§ **WHAT IS EXPECTED**: Repeat the data that follows, word for word, without the images.

============================================================

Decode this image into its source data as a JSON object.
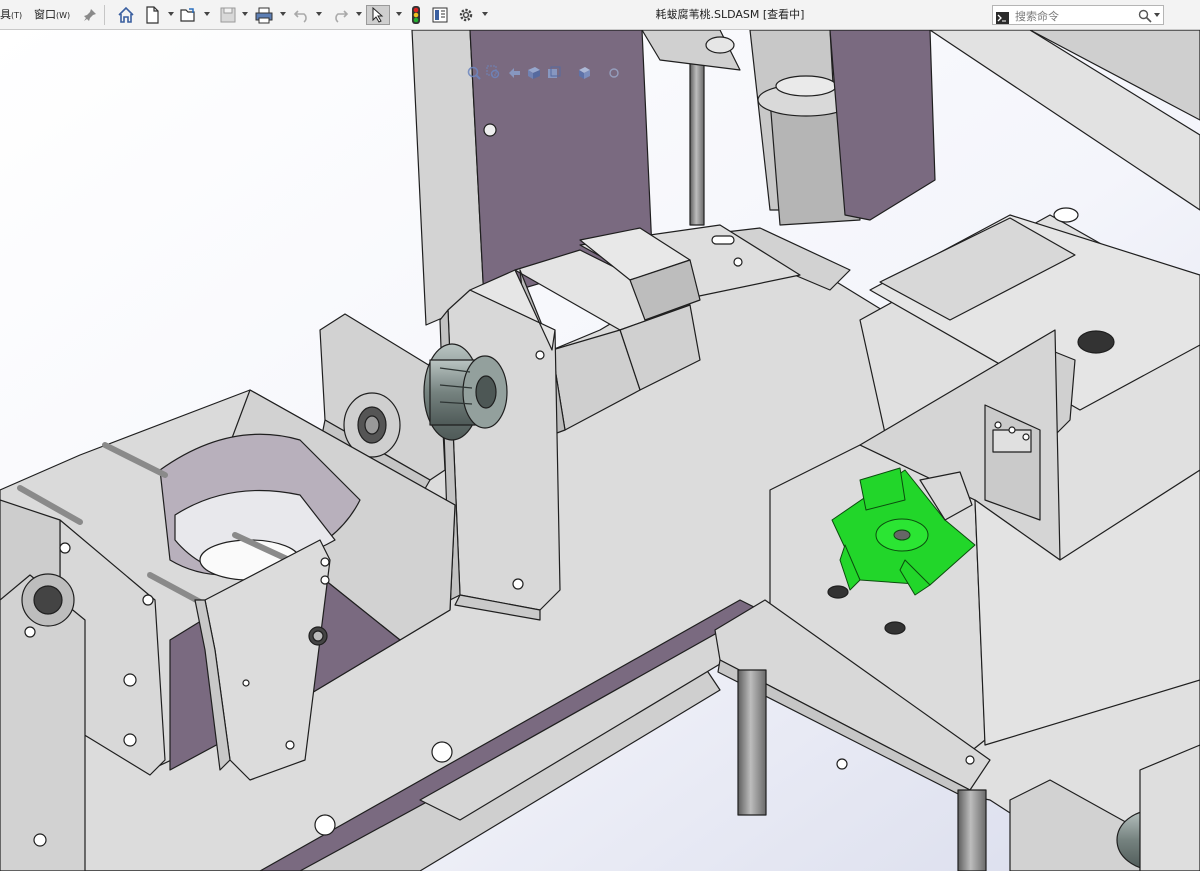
{
  "menus": [
    {
      "label": "具",
      "key": "(T)"
    },
    {
      "label": "窗口",
      "key": "(W)"
    }
  ],
  "window_title": "耗蛂腐苇桃.SLDASM [查看中]",
  "search": {
    "placeholder": "搜索命令"
  },
  "icons": [
    "pin-icon",
    "home-icon",
    "new-file-icon",
    "open-file-icon",
    "save-icon",
    "print-icon",
    "undo-icon",
    "redo-icon",
    "select-arrow-icon",
    "rebuild-light-icon",
    "file-props-icon",
    "options-gear-icon",
    "command-prompt-icon",
    "search-icon"
  ],
  "colors": {
    "toolbar_bg": "#f3f3f3",
    "part_grey": "#d6d6d6",
    "part_purple": "#7a6a80",
    "selected_green": "#22d62a",
    "coupling_grey": "#7e8a8a"
  }
}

============================================================

§ **WRITTEN SOLUTION**:
Decode this image into its source data as a JSON object.
{
  "menus": [
    {
      "label": "具",
      "key": "(T)"
    },
    {
      "label": "窗口",
      "key": "(W)"
    }
  ],
  "window_title": "耗蛂腐苇桃.SLDASM [查看中]",
  "search": {
    "placeholder": "搜索命令"
  },
  "icons": [
    "pin-icon",
    "home-icon",
    "new-file-icon",
    "open-file-icon",
    "save-icon",
    "print-icon",
    "undo-icon",
    "redo-icon",
    "select-arrow-icon",
    "rebuild-light-icon",
    "file-props-icon",
    "options-gear-icon",
    "command-prompt-icon",
    "search-icon"
  ],
  "colors": {
    "toolbar_bg": "#f3f3f3",
    "part_grey": "#d6d6d6",
    "part_purple": "#7a6a80",
    "selected_green": "#22d62a",
    "coupling_grey": "#7e8a8a"
  }
}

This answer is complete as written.